Directive
Print out every line, exactly as written.

Excerpted records
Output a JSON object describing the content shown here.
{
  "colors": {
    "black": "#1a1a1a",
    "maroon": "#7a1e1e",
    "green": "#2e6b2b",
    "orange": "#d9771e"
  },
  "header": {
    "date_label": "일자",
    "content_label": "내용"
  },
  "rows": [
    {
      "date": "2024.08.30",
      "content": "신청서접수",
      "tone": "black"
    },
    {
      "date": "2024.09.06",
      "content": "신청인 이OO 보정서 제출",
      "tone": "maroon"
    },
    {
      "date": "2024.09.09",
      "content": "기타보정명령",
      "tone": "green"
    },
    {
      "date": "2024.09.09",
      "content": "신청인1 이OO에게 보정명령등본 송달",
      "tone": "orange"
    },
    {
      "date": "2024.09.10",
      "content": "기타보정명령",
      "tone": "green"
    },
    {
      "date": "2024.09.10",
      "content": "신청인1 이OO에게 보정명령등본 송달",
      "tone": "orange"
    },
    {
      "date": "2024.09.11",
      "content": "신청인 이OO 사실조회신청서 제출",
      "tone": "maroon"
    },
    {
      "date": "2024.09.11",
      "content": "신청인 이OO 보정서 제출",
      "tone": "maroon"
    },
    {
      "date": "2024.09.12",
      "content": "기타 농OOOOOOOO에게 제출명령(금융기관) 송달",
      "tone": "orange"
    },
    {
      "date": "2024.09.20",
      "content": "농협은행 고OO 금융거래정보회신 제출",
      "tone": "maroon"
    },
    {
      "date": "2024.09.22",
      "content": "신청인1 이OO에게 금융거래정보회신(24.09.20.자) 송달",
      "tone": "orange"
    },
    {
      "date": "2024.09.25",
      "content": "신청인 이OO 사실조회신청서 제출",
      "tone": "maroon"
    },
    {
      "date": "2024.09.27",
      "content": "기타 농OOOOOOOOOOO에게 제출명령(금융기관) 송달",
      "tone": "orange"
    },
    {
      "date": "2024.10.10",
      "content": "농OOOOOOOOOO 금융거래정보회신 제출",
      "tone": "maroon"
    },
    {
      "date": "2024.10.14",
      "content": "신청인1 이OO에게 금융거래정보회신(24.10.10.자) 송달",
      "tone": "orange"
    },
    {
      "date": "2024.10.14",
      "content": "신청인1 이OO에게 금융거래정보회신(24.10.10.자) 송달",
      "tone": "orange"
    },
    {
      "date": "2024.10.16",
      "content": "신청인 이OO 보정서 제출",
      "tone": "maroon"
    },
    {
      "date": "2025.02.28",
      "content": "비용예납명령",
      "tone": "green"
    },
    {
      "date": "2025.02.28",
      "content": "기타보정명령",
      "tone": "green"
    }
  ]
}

Result for this exercise
Output a JSON object describing the content shown here.
{
  "colors": {
    "black": "#1a1a1a",
    "maroon": "#7a1e1e",
    "green": "#2e6b2b",
    "orange": "#d9771e"
  },
  "header": {
    "date_label": "일자",
    "content_label": "내용"
  },
  "rows": [
    {
      "date": "2024.08.30",
      "content": "신청서접수",
      "tone": "black"
    },
    {
      "date": "2024.09.06",
      "content": "신청인 이OO 보정서 제출",
      "tone": "maroon"
    },
    {
      "date": "2024.09.09",
      "content": "기타보정명령",
      "tone": "green"
    },
    {
      "date": "2024.09.09",
      "content": "신청인1 이OO에게 보정명령등본 송달",
      "tone": "orange"
    },
    {
      "date": "2024.09.10",
      "content": "기타보정명령",
      "tone": "green"
    },
    {
      "date": "2024.09.10",
      "content": "신청인1 이OO에게 보정명령등본 송달",
      "tone": "orange"
    },
    {
      "date": "2024.09.11",
      "content": "신청인 이OO 사실조회신청서 제출",
      "tone": "maroon"
    },
    {
      "date": "2024.09.11",
      "content": "신청인 이OO 보정서 제출",
      "tone": "maroon"
    },
    {
      "date": "2024.09.12",
      "content": "기타 농OOOOOOOO에게 제출명령(금융기관) 송달",
      "tone": "orange"
    },
    {
      "date": "2024.09.20",
      "content": "농협은행 고OO 금융거래정보회신 제출",
      "tone": "maroon"
    },
    {
      "date": "2024.09.22",
      "content": "신청인1 이OO에게 금융거래정보회신(24.09.20.자) 송달",
      "tone": "orange"
    },
    {
      "date": "2024.09.25",
      "content": "신청인 이OO 사실조회신청서 제출",
      "tone": "maroon"
    },
    {
      "date": "2024.09.27",
      "content": "기타 농OOOOOOOOOOO에게 제출명령(금융기관) 송달",
      "tone": "orange"
    },
    {
      "date": "2024.10.10",
      "content": "농OOOOOOOOOO 금융거래정보회신 제출",
      "tone": "maroon"
    },
    {
      "date": "2024.10.14",
      "content": "신청인1 이OO에게 금융거래정보회신(24.10.10.자) 송달",
      "tone": "orange"
    },
    {
      "date": "2024.10.14",
      "content": "신청인1 이OO에게 금융거래정보회신(24.10.10.자) 송달",
      "tone": "orange"
    },
    {
      "date": "2024.10.16",
      "content": "신청인 이OO 보정서 제출",
      "tone": "maroon"
    },
    {
      "date": "2025.02.28",
      "content": "비용예납명령",
      "tone": "green"
    },
    {
      "date": "2025.02.28",
      "content": "기타보정명령",
      "tone": "green"
    }
  ]
}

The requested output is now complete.